◆ **EXERCISE GOAL**: Retype every line of the entries below, character for character, with nothing added, dropped or changed.

◆ **Data items**:

-=-=-

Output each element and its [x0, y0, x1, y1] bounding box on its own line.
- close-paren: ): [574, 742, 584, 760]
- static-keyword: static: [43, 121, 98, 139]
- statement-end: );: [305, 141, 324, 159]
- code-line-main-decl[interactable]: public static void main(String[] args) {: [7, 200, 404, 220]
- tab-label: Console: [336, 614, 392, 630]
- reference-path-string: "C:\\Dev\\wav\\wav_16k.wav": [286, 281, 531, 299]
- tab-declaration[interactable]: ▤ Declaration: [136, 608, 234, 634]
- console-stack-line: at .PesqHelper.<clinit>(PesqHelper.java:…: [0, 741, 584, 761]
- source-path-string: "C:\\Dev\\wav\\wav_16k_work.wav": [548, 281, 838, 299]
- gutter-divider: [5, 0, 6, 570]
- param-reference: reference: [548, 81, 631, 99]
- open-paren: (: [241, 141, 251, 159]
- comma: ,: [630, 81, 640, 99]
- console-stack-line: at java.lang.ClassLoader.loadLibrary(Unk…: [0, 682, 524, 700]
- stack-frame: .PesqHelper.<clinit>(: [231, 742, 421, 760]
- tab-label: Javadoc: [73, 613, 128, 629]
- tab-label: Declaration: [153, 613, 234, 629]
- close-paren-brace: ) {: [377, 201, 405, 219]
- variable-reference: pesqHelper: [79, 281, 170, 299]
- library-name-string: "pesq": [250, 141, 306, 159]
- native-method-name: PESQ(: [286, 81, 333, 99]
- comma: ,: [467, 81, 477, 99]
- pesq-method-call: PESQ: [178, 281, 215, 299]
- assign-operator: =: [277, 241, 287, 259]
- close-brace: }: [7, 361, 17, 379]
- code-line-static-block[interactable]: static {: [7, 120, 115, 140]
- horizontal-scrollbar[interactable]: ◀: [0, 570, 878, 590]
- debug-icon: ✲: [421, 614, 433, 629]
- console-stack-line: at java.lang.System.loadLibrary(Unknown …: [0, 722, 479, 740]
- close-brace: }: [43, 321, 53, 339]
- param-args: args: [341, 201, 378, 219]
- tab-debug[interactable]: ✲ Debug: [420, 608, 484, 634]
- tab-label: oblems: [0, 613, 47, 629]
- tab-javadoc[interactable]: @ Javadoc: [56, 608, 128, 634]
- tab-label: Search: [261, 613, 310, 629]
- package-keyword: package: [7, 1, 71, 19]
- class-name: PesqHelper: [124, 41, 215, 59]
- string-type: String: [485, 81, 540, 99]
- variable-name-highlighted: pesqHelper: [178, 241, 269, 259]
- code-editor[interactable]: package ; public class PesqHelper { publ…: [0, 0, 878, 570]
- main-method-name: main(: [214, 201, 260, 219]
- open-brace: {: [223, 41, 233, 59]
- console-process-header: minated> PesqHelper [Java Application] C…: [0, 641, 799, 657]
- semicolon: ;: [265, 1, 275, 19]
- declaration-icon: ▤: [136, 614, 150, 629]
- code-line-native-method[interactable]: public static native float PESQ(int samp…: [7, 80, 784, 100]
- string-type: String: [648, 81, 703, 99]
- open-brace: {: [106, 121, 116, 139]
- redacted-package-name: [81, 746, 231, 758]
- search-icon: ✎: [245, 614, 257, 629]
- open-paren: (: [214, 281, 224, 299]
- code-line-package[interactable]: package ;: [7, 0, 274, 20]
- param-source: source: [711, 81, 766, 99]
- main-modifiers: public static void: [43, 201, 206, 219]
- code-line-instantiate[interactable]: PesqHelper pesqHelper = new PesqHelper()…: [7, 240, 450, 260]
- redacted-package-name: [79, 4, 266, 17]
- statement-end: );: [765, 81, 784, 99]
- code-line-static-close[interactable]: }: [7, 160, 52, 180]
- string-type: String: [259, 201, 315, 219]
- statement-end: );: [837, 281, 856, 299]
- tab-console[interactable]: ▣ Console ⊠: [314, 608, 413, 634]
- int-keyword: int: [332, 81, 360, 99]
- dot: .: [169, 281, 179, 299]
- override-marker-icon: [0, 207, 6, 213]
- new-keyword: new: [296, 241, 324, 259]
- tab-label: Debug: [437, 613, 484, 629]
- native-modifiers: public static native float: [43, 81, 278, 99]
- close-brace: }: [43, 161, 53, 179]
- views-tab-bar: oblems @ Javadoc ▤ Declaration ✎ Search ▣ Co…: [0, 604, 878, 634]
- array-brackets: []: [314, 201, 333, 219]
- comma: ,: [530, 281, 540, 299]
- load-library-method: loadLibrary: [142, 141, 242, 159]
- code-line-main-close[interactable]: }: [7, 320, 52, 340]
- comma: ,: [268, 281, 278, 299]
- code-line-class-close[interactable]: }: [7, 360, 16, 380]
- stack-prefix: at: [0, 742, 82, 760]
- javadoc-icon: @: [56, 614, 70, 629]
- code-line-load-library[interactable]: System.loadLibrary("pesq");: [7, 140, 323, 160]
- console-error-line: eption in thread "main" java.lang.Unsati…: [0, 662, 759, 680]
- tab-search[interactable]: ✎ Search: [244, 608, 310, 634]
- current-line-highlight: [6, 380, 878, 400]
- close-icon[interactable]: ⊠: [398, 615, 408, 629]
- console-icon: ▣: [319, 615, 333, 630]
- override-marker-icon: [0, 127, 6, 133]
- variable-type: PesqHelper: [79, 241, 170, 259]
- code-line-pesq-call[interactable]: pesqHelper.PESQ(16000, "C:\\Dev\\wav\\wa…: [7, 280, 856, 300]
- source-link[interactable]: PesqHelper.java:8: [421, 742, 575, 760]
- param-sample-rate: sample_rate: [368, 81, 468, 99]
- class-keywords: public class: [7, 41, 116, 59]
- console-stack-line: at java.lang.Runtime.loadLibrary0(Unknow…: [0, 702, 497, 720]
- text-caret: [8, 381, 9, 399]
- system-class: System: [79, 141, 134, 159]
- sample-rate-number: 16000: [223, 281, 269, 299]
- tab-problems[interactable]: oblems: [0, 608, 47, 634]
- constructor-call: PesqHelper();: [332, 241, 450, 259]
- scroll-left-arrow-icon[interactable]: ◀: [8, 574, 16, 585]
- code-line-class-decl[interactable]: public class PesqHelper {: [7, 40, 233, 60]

-=-=-

◆ **SOLVED PROBLEM**:
Output each element and its [x0, y0, x1, y1] bounding box on its own line.
- close-paren: ): [574, 742, 584, 760]
- static-keyword: static: [43, 121, 98, 139]
- statement-end: );: [305, 141, 324, 159]
- code-line-main-decl[interactable]: public static void main(String[] args) {: [7, 200, 404, 220]
- tab-label: Console: [336, 614, 392, 630]
- reference-path-string: "C:\\Dev\\wav\\wav_16k.wav": [286, 281, 531, 299]
- tab-declaration[interactable]: ▤ Declaration: [136, 608, 234, 634]
- console-stack-line: at .PesqHelper.<clinit>(PesqHelper.java:…: [0, 741, 584, 761]
- source-path-string: "C:\\Dev\\wav\\wav_16k_work.wav": [548, 281, 838, 299]
- gutter-divider: [5, 0, 6, 570]
- param-reference: reference: [548, 81, 631, 99]
- open-paren: (: [241, 141, 251, 159]
- comma: ,: [630, 81, 640, 99]
- console-stack-line: at java.lang.ClassLoader.loadLibrary(Unk…: [0, 682, 524, 700]
- stack-frame: .PesqHelper.<clinit>(: [231, 742, 421, 760]
- tab-label: Javadoc: [73, 613, 128, 629]
- tab-label: Declaration: [153, 613, 234, 629]
- close-paren-brace: ) {: [377, 201, 405, 219]
- variable-reference: pesqHelper: [79, 281, 170, 299]
- library-name-string: "pesq": [250, 141, 306, 159]
- native-method-name: PESQ(: [286, 81, 333, 99]
- comma: ,: [467, 81, 477, 99]
- pesq-method-call: PESQ: [178, 281, 215, 299]
- assign-operator: =: [277, 241, 287, 259]
- close-brace: }: [7, 361, 17, 379]
- code-line-static-block[interactable]: static {: [7, 120, 115, 140]
- horizontal-scrollbar[interactable]: ◀: [0, 570, 878, 590]
- debug-icon: ✲: [421, 614, 433, 629]
- console-stack-line: at java.lang.System.loadLibrary(Unknown …: [0, 722, 479, 740]
- close-brace: }: [43, 321, 53, 339]
- param-args: args: [341, 201, 378, 219]
- tab-debug[interactable]: ✲ Debug: [420, 608, 484, 634]
- tab-label: oblems: [0, 613, 47, 629]
- tab-javadoc[interactable]: @ Javadoc: [56, 608, 128, 634]
- tab-label: Search: [261, 613, 310, 629]
- package-keyword: package: [7, 1, 71, 19]
- class-name: PesqHelper: [124, 41, 215, 59]
- string-type: String: [485, 81, 540, 99]
- variable-name-highlighted: pesqHelper: [178, 241, 269, 259]
- code-editor[interactable]: package ; public class PesqHelper { publ…: [0, 0, 878, 570]
- main-method-name: main(: [214, 201, 260, 219]
- open-brace: {: [223, 41, 233, 59]
- console-process-header: minated> PesqHelper [Java Application] C…: [0, 641, 799, 657]
- semicolon: ;: [265, 1, 275, 19]
- declaration-icon: ▤: [136, 614, 150, 629]
- code-line-native-method[interactable]: public static native float PESQ(int samp…: [7, 80, 784, 100]
- string-type: String: [648, 81, 703, 99]
- open-brace: {: [106, 121, 116, 139]
- redacted-package-name: [81, 746, 231, 758]
- search-icon: ✎: [245, 614, 257, 629]
- open-paren: (: [214, 281, 224, 299]
- code-line-package[interactable]: package ;: [7, 0, 274, 20]
- param-source: source: [711, 81, 766, 99]
- main-modifiers: public static void: [43, 201, 206, 219]
- code-line-instantiate[interactable]: PesqHelper pesqHelper = new PesqHelper()…: [7, 240, 450, 260]
- redacted-package-name: [79, 4, 266, 17]
- statement-end: );: [765, 81, 784, 99]
- code-line-static-close[interactable]: }: [7, 160, 52, 180]
- string-type: String: [259, 201, 315, 219]
- statement-end: );: [837, 281, 856, 299]
- tab-console[interactable]: ▣ Console ⊠: [314, 608, 413, 634]
- int-keyword: int: [332, 81, 360, 99]
- dot: .: [169, 281, 179, 299]
- override-marker-icon: [0, 207, 6, 213]
- new-keyword: new: [296, 241, 324, 259]
- tab-label: Debug: [437, 613, 484, 629]
- native-modifiers: public static native float: [43, 81, 278, 99]
- close-brace: }: [43, 161, 53, 179]
- views-tab-bar: oblems @ Javadoc ▤ Declaration ✎ Search ▣ Co…: [0, 604, 878, 634]
- array-brackets: []: [314, 201, 333, 219]
- comma: ,: [530, 281, 540, 299]
- load-library-method: loadLibrary: [142, 141, 242, 159]
- code-line-main-close[interactable]: }: [7, 320, 52, 340]
- comma: ,: [268, 281, 278, 299]
- code-line-class-close[interactable]: }: [7, 360, 16, 380]
- stack-prefix: at: [0, 742, 82, 760]
- javadoc-icon: @: [56, 614, 70, 629]
- code-line-load-library[interactable]: System.loadLibrary("pesq");: [7, 140, 323, 160]
- console-error-line: eption in thread "main" java.lang.Unsati…: [0, 662, 759, 680]
- tab-search[interactable]: ✎ Search: [244, 608, 310, 634]
- current-line-highlight: [6, 380, 878, 400]
- close-icon[interactable]: ⊠: [398, 615, 408, 629]
- console-icon: ▣: [319, 615, 333, 630]
- override-marker-icon: [0, 127, 6, 133]
- variable-type: PesqHelper: [79, 241, 170, 259]
- code-line-pesq-call[interactable]: pesqHelper.PESQ(16000, "C:\\Dev\\wav\\wa…: [7, 280, 856, 300]
- source-link[interactable]: PesqHelper.java:8: [421, 742, 575, 760]
- param-sample-rate: sample_rate: [368, 81, 468, 99]
- class-keywords: public class: [7, 41, 116, 59]
- console-stack-line: at java.lang.Runtime.loadLibrary0(Unknow…: [0, 702, 497, 720]
- text-caret: [8, 381, 9, 399]
- system-class: System: [79, 141, 134, 159]
- sample-rate-number: 16000: [223, 281, 269, 299]
- tab-problems[interactable]: oblems: [0, 608, 47, 634]
- constructor-call: PesqHelper();: [332, 241, 450, 259]
- scroll-left-arrow-icon[interactable]: ◀: [8, 574, 16, 585]
- code-line-class-decl[interactable]: public class PesqHelper {: [7, 40, 233, 60]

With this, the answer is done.